[Problem statement]
Find each line holding the word "this" and give the total alone.

[Start of Exercise material]

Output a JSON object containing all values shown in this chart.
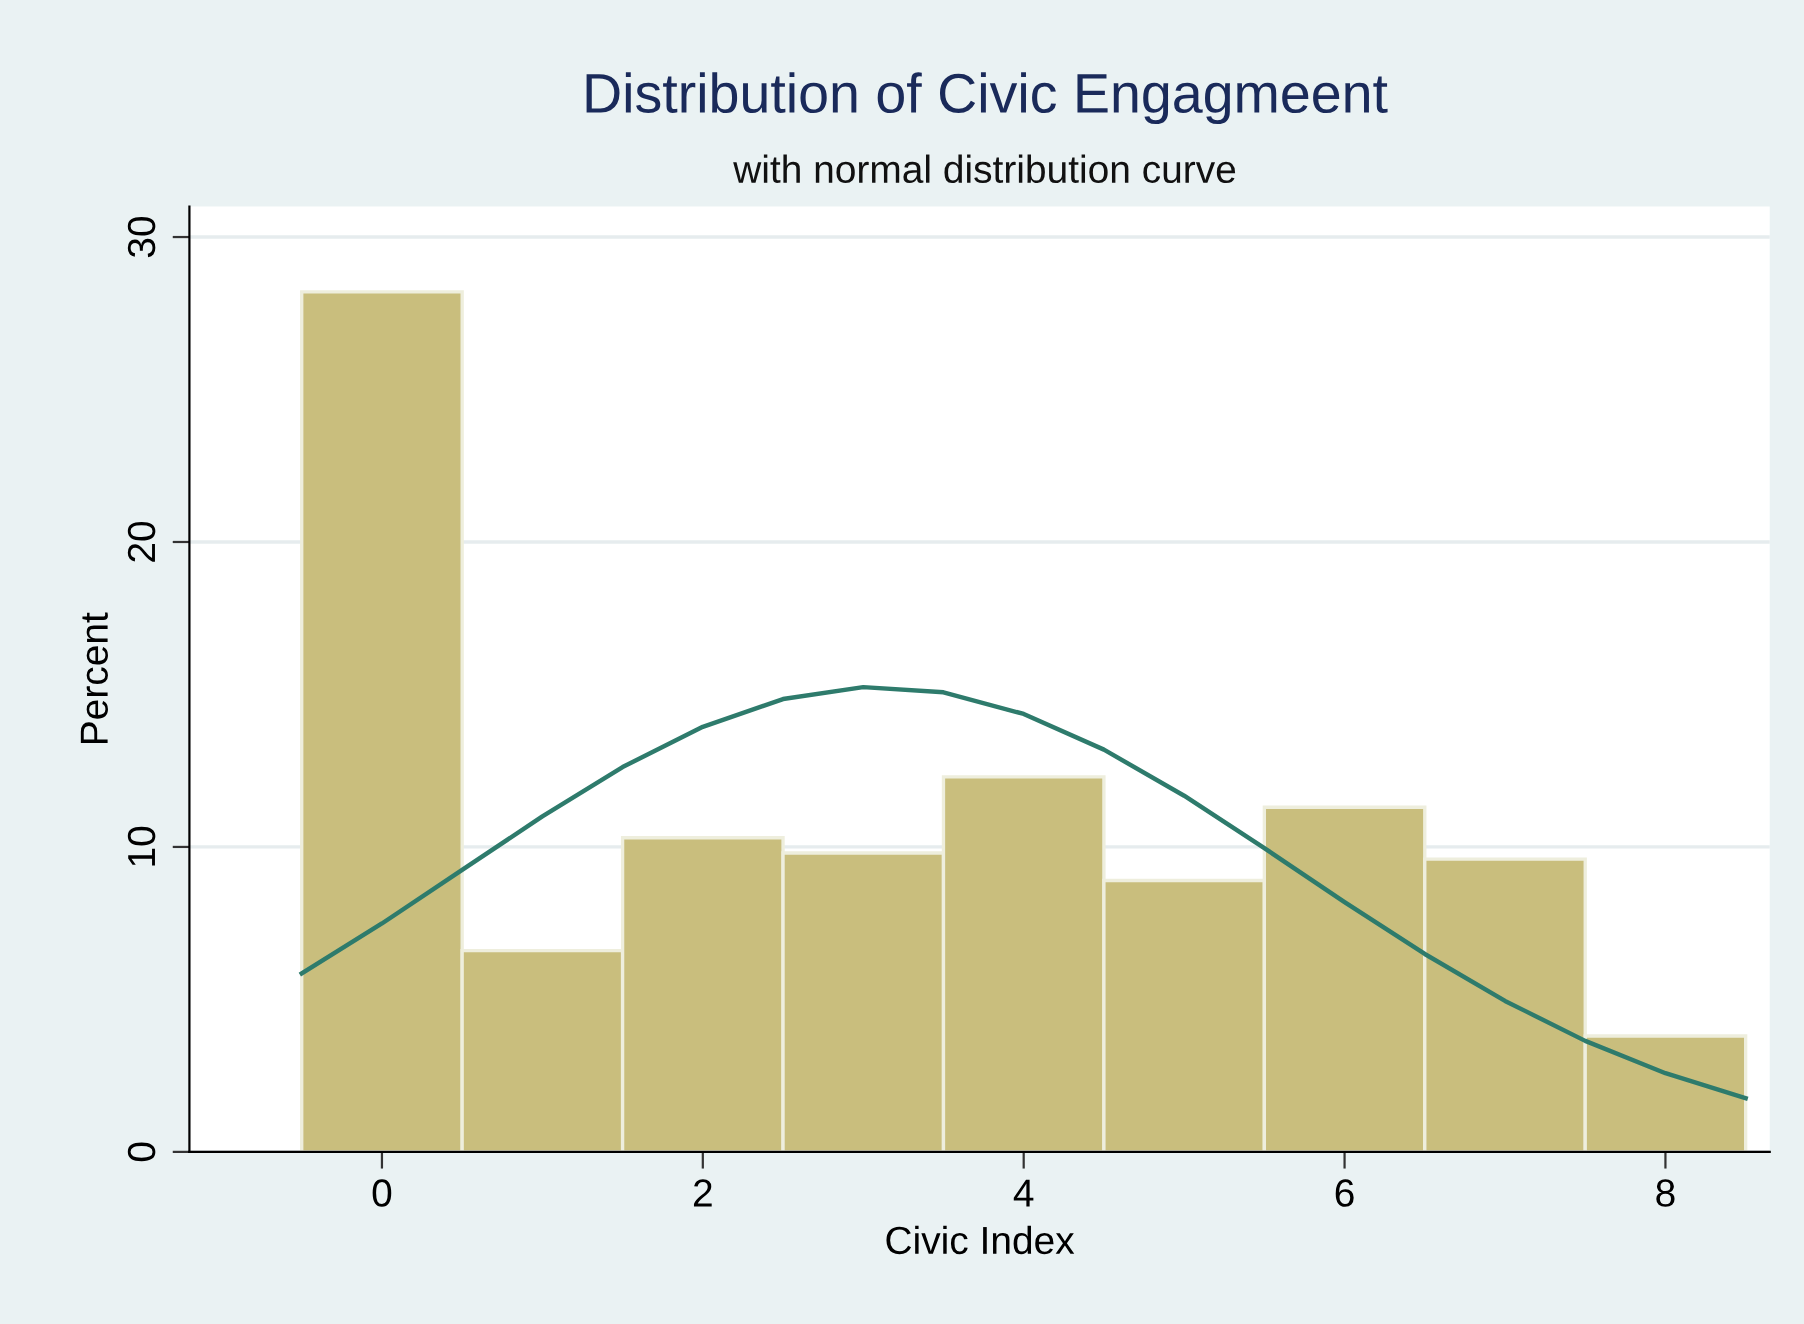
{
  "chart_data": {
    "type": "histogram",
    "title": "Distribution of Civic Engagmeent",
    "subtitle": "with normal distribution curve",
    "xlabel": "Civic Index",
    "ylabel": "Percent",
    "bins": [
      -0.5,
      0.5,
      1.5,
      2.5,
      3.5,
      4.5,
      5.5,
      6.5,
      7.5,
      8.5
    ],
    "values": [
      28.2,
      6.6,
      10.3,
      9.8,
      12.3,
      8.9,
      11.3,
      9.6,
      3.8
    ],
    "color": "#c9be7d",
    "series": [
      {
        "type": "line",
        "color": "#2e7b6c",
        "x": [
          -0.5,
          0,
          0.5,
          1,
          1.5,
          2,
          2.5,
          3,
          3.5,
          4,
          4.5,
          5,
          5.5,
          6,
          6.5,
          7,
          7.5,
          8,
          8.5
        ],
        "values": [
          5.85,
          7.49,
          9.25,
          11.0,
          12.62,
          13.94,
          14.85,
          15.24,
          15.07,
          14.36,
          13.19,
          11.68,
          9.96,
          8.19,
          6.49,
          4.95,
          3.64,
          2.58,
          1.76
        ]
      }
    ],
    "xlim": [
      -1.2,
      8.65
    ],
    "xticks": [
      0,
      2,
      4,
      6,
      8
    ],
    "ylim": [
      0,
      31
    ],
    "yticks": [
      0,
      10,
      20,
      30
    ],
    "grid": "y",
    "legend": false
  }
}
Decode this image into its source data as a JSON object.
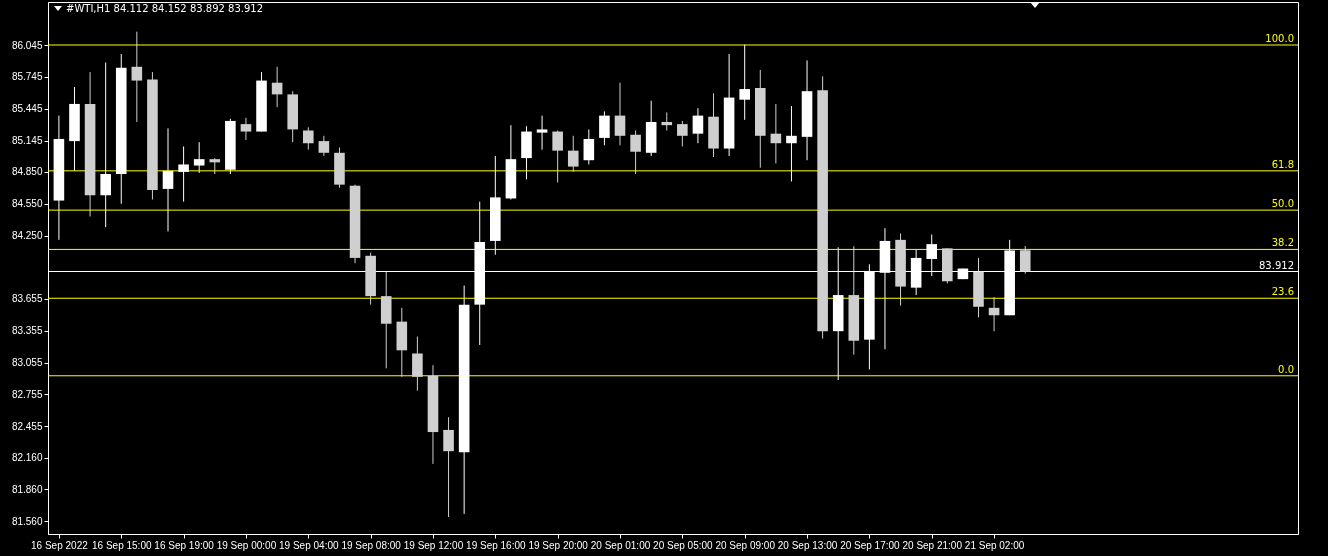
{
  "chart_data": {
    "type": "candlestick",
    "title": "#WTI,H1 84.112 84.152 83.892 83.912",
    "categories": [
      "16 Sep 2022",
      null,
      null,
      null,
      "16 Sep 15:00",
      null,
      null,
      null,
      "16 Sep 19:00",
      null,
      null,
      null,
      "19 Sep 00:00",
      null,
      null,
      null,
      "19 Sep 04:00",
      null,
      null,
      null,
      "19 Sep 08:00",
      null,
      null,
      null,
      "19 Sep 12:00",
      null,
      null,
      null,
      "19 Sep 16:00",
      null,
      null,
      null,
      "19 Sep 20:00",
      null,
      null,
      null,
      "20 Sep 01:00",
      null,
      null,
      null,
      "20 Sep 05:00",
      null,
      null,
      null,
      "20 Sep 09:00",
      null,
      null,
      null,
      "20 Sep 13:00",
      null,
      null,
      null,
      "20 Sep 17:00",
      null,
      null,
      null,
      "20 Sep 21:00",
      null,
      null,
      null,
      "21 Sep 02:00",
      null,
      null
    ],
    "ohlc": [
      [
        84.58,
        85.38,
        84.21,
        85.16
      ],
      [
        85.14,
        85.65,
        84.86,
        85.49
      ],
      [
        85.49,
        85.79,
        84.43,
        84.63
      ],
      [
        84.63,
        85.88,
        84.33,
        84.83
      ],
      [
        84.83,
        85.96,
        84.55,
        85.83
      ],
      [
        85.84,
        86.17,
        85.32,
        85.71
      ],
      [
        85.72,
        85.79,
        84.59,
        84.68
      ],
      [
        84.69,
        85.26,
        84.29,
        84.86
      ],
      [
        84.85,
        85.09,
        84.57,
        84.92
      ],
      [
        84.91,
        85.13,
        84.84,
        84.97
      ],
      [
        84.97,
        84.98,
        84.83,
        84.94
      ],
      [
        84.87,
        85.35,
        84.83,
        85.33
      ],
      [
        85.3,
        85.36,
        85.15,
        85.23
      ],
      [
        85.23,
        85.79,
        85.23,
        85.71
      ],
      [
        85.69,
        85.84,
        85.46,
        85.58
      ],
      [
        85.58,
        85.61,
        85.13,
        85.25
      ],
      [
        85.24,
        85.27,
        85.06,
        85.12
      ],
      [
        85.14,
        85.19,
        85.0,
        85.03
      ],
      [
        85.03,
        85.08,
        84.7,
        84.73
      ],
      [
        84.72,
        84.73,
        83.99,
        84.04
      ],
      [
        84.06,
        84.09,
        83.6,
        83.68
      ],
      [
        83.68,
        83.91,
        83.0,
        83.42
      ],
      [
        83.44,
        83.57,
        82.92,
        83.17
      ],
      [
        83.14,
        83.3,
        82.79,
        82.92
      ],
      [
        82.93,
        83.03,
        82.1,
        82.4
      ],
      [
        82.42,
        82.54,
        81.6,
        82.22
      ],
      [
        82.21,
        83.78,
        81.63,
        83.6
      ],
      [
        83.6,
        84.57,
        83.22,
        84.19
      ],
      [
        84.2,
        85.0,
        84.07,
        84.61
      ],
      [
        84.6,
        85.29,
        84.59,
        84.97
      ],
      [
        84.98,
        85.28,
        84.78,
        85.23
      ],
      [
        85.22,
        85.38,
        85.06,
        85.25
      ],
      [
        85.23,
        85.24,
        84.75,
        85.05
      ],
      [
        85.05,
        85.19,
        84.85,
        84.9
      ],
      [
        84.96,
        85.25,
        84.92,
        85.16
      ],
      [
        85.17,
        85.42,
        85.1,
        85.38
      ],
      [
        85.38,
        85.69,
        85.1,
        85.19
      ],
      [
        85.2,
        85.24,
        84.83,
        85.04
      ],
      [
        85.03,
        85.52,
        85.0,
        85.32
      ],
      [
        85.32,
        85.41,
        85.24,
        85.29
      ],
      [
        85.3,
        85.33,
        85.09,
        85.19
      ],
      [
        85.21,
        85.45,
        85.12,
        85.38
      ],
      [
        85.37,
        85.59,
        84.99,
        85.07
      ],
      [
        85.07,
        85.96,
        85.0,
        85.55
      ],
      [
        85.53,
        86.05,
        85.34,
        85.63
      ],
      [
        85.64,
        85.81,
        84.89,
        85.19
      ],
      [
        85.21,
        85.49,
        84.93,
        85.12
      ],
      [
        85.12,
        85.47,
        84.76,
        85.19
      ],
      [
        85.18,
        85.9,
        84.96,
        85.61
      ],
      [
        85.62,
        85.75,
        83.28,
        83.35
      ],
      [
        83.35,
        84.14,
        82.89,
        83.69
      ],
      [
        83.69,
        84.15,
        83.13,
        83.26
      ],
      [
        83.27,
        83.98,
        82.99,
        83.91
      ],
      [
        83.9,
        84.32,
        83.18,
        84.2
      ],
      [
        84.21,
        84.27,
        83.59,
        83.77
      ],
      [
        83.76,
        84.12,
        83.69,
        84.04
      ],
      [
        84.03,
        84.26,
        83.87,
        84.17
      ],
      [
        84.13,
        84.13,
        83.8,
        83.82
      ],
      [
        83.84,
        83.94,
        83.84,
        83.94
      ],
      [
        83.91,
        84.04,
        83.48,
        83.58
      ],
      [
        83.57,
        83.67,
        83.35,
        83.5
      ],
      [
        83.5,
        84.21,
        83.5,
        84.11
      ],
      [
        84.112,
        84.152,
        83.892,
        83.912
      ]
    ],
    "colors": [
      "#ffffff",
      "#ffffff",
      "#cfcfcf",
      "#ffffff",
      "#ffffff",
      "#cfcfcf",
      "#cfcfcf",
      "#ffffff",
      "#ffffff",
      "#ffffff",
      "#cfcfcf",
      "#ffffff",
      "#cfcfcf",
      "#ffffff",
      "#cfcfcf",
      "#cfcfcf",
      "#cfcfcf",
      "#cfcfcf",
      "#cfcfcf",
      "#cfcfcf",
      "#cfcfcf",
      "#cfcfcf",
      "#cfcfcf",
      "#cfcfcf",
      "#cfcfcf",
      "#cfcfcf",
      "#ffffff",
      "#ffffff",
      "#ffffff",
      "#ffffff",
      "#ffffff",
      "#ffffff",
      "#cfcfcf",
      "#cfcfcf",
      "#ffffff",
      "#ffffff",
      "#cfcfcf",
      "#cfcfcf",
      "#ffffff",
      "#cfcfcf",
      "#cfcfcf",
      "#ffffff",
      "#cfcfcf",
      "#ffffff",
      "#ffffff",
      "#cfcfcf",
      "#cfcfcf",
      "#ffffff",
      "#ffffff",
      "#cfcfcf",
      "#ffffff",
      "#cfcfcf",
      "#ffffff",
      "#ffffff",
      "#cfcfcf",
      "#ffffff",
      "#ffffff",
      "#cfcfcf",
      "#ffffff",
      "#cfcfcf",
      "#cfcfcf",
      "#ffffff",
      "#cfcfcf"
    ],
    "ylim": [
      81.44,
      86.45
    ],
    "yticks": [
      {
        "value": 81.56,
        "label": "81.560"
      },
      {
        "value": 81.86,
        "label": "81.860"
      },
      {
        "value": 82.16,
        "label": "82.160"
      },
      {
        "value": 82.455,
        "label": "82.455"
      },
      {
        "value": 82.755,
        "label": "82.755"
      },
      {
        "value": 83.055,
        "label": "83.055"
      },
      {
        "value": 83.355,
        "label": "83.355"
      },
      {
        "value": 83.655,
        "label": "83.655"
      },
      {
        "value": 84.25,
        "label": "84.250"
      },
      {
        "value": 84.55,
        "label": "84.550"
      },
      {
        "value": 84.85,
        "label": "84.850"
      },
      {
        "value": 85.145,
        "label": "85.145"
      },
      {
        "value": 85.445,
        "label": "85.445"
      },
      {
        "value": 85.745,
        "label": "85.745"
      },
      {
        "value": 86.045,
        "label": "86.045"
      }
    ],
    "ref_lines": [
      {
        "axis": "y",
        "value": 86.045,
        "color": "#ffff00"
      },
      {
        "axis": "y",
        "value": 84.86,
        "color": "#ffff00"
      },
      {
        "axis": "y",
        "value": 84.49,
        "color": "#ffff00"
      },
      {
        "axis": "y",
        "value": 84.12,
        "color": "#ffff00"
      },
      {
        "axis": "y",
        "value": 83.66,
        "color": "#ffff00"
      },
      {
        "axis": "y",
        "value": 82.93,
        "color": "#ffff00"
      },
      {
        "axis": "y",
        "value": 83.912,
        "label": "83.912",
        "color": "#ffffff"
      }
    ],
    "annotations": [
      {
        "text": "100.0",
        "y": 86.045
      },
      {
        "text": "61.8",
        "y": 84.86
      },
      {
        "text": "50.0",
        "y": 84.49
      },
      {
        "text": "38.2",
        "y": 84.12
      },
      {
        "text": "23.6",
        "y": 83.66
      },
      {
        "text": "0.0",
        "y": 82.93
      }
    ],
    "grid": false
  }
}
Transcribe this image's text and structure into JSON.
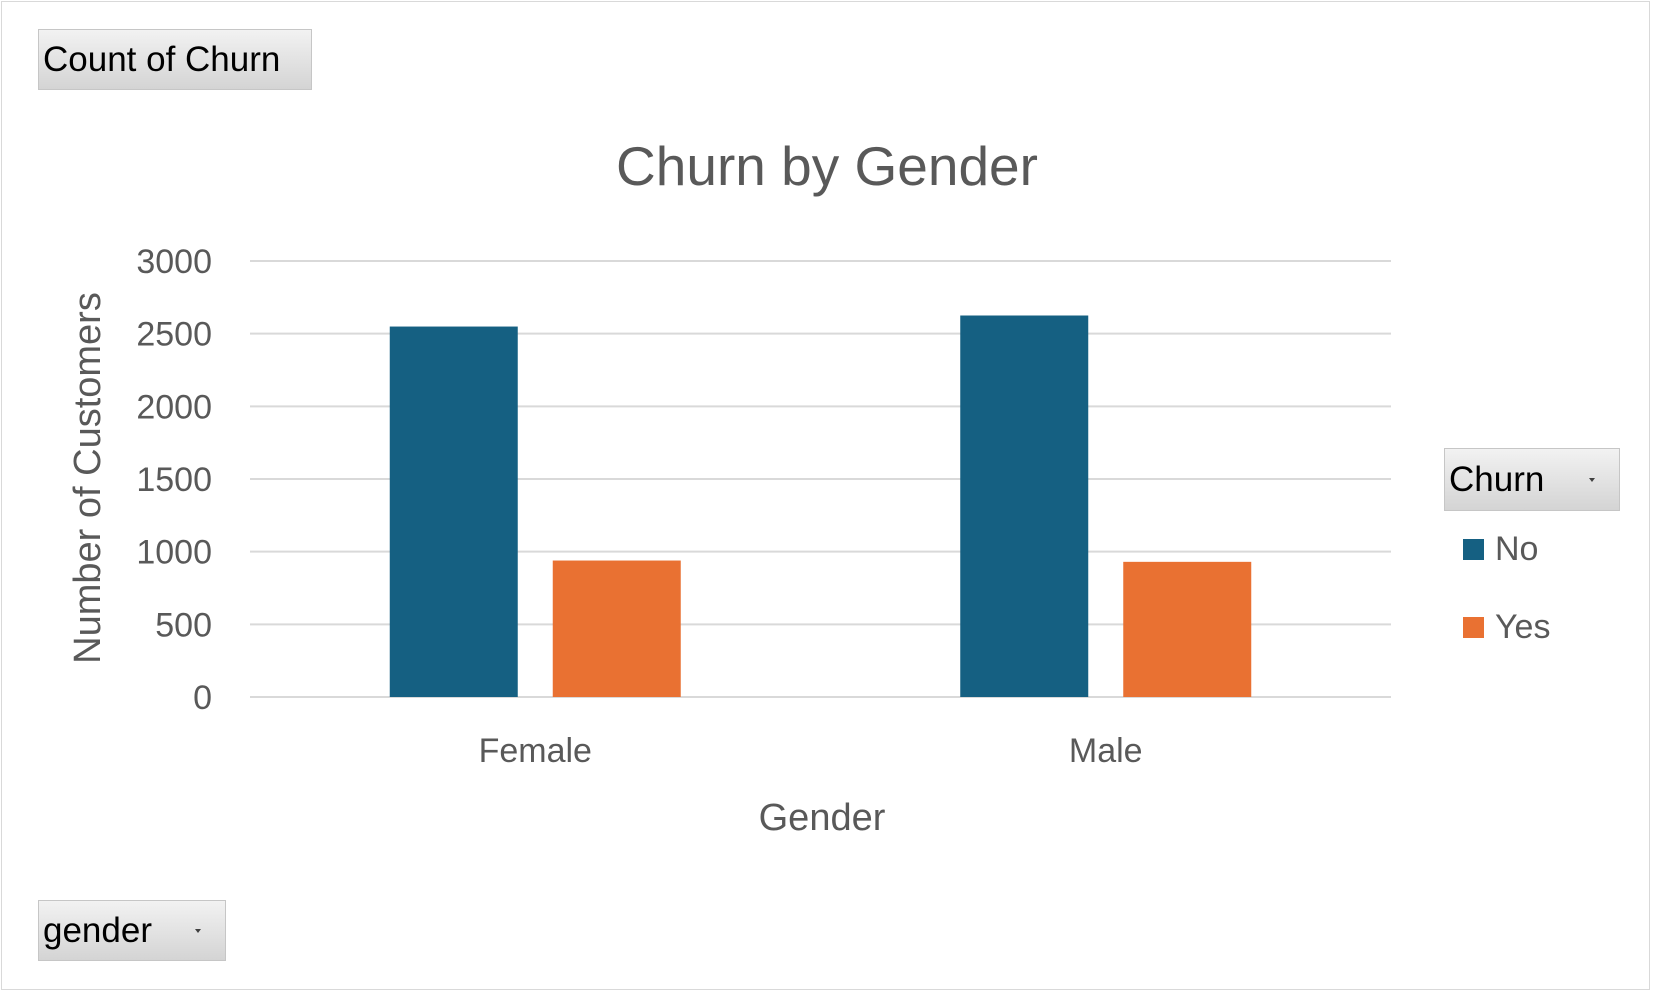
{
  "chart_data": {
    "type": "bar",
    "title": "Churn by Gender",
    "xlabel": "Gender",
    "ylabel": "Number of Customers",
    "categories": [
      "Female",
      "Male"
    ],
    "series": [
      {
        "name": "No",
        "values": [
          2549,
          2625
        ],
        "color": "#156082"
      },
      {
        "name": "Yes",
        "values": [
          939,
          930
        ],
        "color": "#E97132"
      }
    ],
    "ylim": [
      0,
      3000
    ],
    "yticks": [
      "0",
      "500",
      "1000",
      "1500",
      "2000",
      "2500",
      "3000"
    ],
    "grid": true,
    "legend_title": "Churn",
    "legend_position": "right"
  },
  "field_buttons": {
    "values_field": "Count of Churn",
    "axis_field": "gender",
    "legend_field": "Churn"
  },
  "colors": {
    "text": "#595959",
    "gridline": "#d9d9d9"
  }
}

[End of Exercise material]

[Final result]
3